## Given task
Using the listing below, please gather every line containing the word "eller".

*** Records for this task

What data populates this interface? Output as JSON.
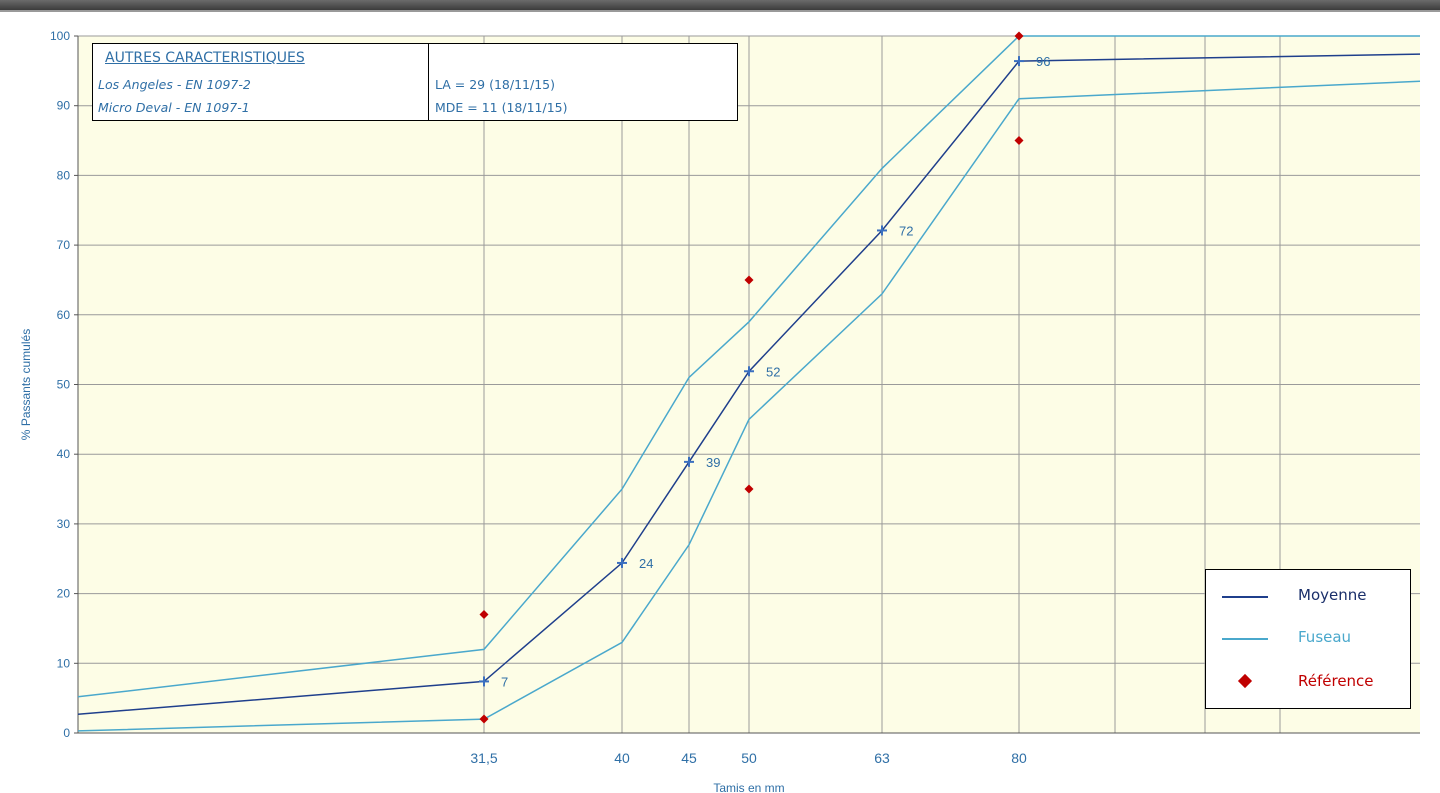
{
  "chart_data": {
    "type": "line",
    "xlabel": "Tamis en mm",
    "ylabel": "% Passants cumulés",
    "ylim": [
      0,
      100
    ],
    "yticks": [
      0,
      10,
      20,
      30,
      40,
      50,
      60,
      70,
      80,
      90,
      100
    ],
    "x_tick_labels": [
      "31,5",
      "40",
      "45",
      "50",
      "63",
      "80"
    ],
    "grid": true,
    "legend_position": "bottom-right",
    "series": [
      {
        "name": "Moyenne",
        "color": "#1f3f8c",
        "points": [
          {
            "x": 20,
            "y": 2.7
          },
          {
            "x": 31.5,
            "y": 7.4
          },
          {
            "x": 40,
            "y": 24.4
          },
          {
            "x": 45,
            "y": 38.9
          },
          {
            "x": 50,
            "y": 51.9
          },
          {
            "x": 63,
            "y": 72.1
          },
          {
            "x": 80,
            "y": 96.4
          },
          {
            "x": 125,
            "y": 97.4
          }
        ],
        "labelled_points": [
          {
            "x": 31.5,
            "y": 7.4,
            "label": "7"
          },
          {
            "x": 40,
            "y": 24.4,
            "label": "24"
          },
          {
            "x": 45,
            "y": 38.9,
            "label": "39"
          },
          {
            "x": 50,
            "y": 51.9,
            "label": "52"
          },
          {
            "x": 63,
            "y": 72.1,
            "label": "72"
          },
          {
            "x": 80,
            "y": 96.4,
            "label": "96"
          }
        ]
      },
      {
        "name": "Fuseau",
        "color": "#4aa8cc",
        "points": [
          {
            "x": 20,
            "y": 5.2
          },
          {
            "x": 31.5,
            "y": 12
          },
          {
            "x": 40,
            "y": 35
          },
          {
            "x": 45,
            "y": 51
          },
          {
            "x": 50,
            "y": 59
          },
          {
            "x": 63,
            "y": 81
          },
          {
            "x": 80,
            "y": 100
          },
          {
            "x": 125,
            "y": 100
          }
        ]
      },
      {
        "name": "",
        "color": "#4aa8cc",
        "points": [
          {
            "x": 20,
            "y": 0.3
          },
          {
            "x": 31.5,
            "y": 2
          },
          {
            "x": 40,
            "y": 13
          },
          {
            "x": 45,
            "y": 27
          },
          {
            "x": 50,
            "y": 45
          },
          {
            "x": 63,
            "y": 63
          },
          {
            "x": 80,
            "y": 91
          },
          {
            "x": 125,
            "y": 93.5
          }
        ]
      }
    ],
    "reference": {
      "name": "Référence",
      "color": "#c00000",
      "points": [
        {
          "x": 31.5,
          "y": 17
        },
        {
          "x": 31.5,
          "y": 2
        },
        {
          "x": 50,
          "y": 65
        },
        {
          "x": 50,
          "y": 35
        },
        {
          "x": 80,
          "y": 100
        },
        {
          "x": 80,
          "y": 85
        }
      ]
    }
  },
  "info_table": {
    "title": "AUTRES CARACTERISTIQUES",
    "rows": [
      {
        "label": "Los Angeles - EN 1097-2",
        "value": "LA = 29 (18/11/15)"
      },
      {
        "label": "Micro Deval - EN 1097-1",
        "value": "MDE = 11 (18/11/15)"
      }
    ]
  },
  "legend": {
    "items": [
      {
        "label": "Moyenne",
        "color": "#1f3f8c",
        "kind": "line"
      },
      {
        "label": "Fuseau",
        "color": "#4aa8cc",
        "kind": "line"
      },
      {
        "label": "Référence",
        "color": "#c00000",
        "kind": "diamond"
      }
    ]
  },
  "colors": {
    "plot_background": "#fdfde6",
    "grid": "#9a9a9a",
    "axis_text": "#2f6fa6"
  }
}
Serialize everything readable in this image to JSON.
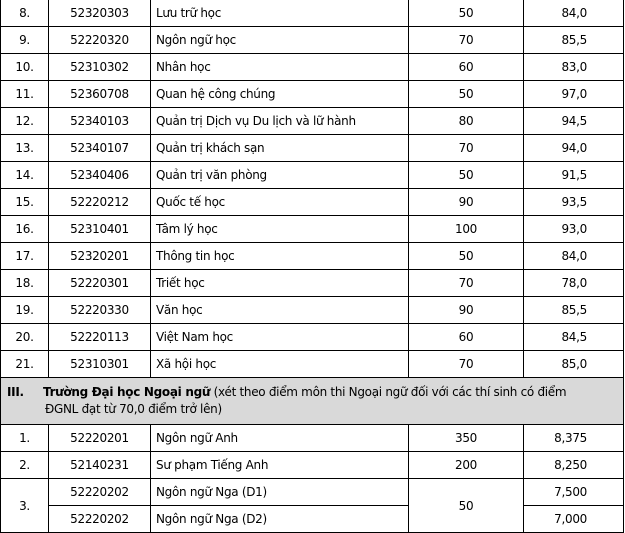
{
  "rows_top": [
    {
      "stt": "8.",
      "code": "52320303",
      "name": "Lưu trữ học",
      "quota": "50",
      "score": "84,0"
    },
    {
      "stt": "9.",
      "code": "52220320",
      "name": "Ngôn ngữ học",
      "quota": "70",
      "score": "85,5"
    },
    {
      "stt": "10.",
      "code": "52310302",
      "name": "Nhân học",
      "quota": "60",
      "score": "83,0"
    },
    {
      "stt": "11.",
      "code": "52360708",
      "name": "Quan hệ công chúng",
      "quota": "50",
      "score": "97,0"
    },
    {
      "stt": "12.",
      "code": "52340103",
      "name": "Quản trị Dịch vụ Du lịch và lữ hành",
      "quota": "80",
      "score": "94,5"
    },
    {
      "stt": "13.",
      "code": "52340107",
      "name": "Quản trị khách sạn",
      "quota": "70",
      "score": "94,0"
    },
    {
      "stt": "14.",
      "code": "52340406",
      "name": "Quản trị văn phòng",
      "quota": "50",
      "score": "91,5"
    },
    {
      "stt": "15.",
      "code": "52220212",
      "name": "Quốc tế học",
      "quota": "90",
      "score": "93,5"
    },
    {
      "stt": "16.",
      "code": "52310401",
      "name": "Tâm lý học",
      "quota": "100",
      "score": "93,0"
    },
    {
      "stt": "17.",
      "code": "52320201",
      "name": "Thông tin học",
      "quota": "50",
      "score": "84,0"
    },
    {
      "stt": "18.",
      "code": "52220301",
      "name": "Triết học",
      "quota": "70",
      "score": "78,0"
    },
    {
      "stt": "19.",
      "code": "52220330",
      "name": "Văn học",
      "quota": "90",
      "score": "85,5"
    },
    {
      "stt": "20.",
      "code": "52220113",
      "name": "Việt Nam học",
      "quota": "60",
      "score": "84,5"
    },
    {
      "stt": "21.",
      "code": "52310301",
      "name": "Xã hội học",
      "quota": "70",
      "score": "85,0"
    }
  ],
  "section": {
    "roman": "III.",
    "name": "Trường Đại học Ngoại ngữ",
    "desc_line1": " (xét theo điểm môn thi Ngoại ngữ đối với các thí sinh có điểm",
    "desc_line2": "ĐGNL đạt từ 70,0 điểm trở lên)"
  },
  "rows_bottom": [
    {
      "stt": "1.",
      "code": "52220201",
      "name": "Ngôn ngữ Anh",
      "quota": "350",
      "score": "8,375"
    },
    {
      "stt": "2.",
      "code": "52140231",
      "name": "Sư phạm Tiếng Anh",
      "quota": "200",
      "score": "8,250"
    }
  ],
  "merged": {
    "stt": "3.",
    "quota": "50",
    "rows": [
      {
        "code": "52220202",
        "name": "Ngôn ngữ Nga (D1)",
        "score": "7,500"
      },
      {
        "code": "52220202",
        "name": "Ngôn ngữ Nga (D2)",
        "score": "7,000"
      }
    ]
  }
}
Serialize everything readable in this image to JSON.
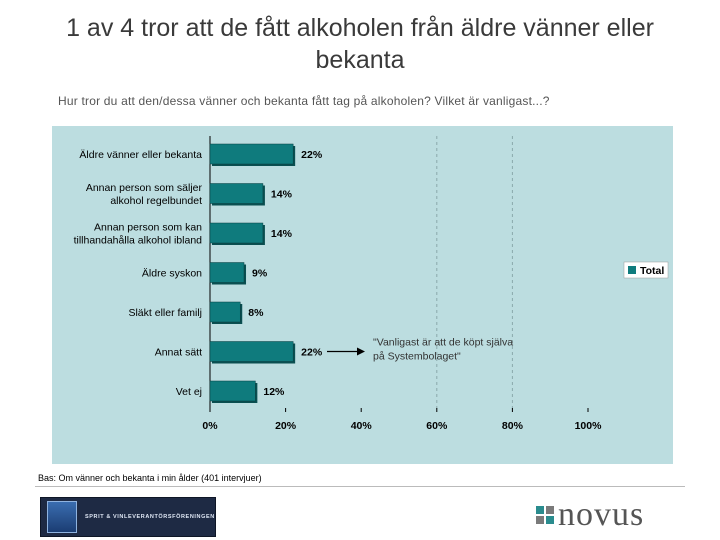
{
  "title": "1 av 4 tror att de fått alkoholen från äldre vänner eller bekanta",
  "subtitle": "Hur tror du att den/dessa vänner och bekanta fått tag på alkoholen? Vilket är vanligast...?",
  "chart_data": {
    "type": "bar",
    "orientation": "horizontal",
    "categories": [
      [
        "Äldre vänner eller bekanta"
      ],
      [
        "Annan person som säljer",
        "alkohol regelbundet"
      ],
      [
        "Annan person som kan",
        "tillhandahålla alkohol ibland"
      ],
      [
        "Äldre syskon"
      ],
      [
        "Släkt eller familj"
      ],
      [
        "Annat sätt"
      ],
      [
        "Vet ej"
      ]
    ],
    "series": [
      {
        "name": "Total",
        "values": [
          22,
          14,
          14,
          9,
          8,
          22,
          12
        ]
      }
    ],
    "value_labels": [
      "22%",
      "14%",
      "14%",
      "9%",
      "8%",
      "22%",
      "12%"
    ],
    "x_ticks": [
      0,
      20,
      40,
      60,
      80,
      100
    ],
    "x_tick_labels": [
      "0%",
      "20%",
      "40%",
      "60%",
      "80%",
      "100%"
    ],
    "xlim": [
      0,
      100
    ],
    "legend": {
      "label": "Total",
      "position": "right"
    },
    "annotation": {
      "lines": [
        "\"Vanligast är att de köpt själva",
        "på Systembolaget\""
      ],
      "target_category": "Annat sätt"
    }
  },
  "footnote": "Bas: Om vänner och bekanta i min ålder (401 intervjuer)",
  "logos": {
    "org": "SPRIT & VINLEVERANTÖRSFÖRENINGEN",
    "novus": "novus"
  },
  "colors": {
    "bar": "#0f7b7d",
    "background": "#bcdde0",
    "novus_squares": [
      "#2a8c8e",
      "#7a7a7a",
      "#7a7a7a",
      "#2a8c8e"
    ]
  }
}
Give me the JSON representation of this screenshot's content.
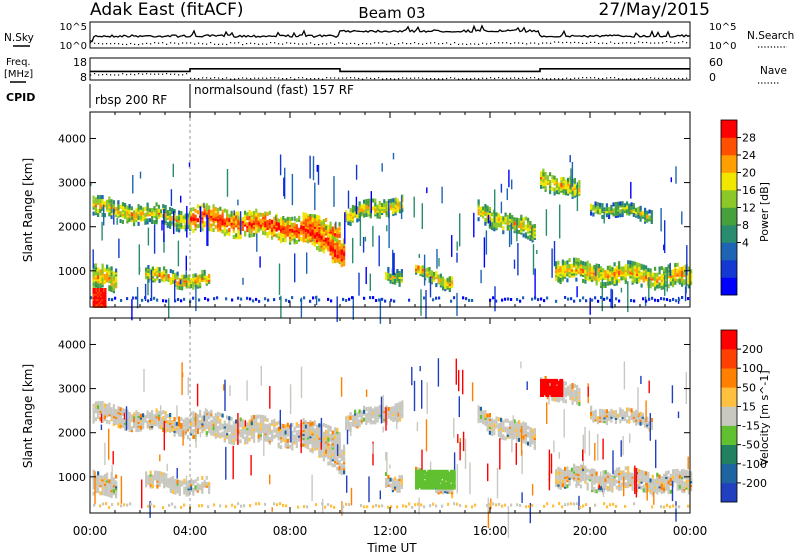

******

## Answer below
  "title": "1 av 4 tror att de fått alkoholen från äldre vänner eller bekanta",
        "Äldre vänner eller bekanta"
        "Släkt eller familj"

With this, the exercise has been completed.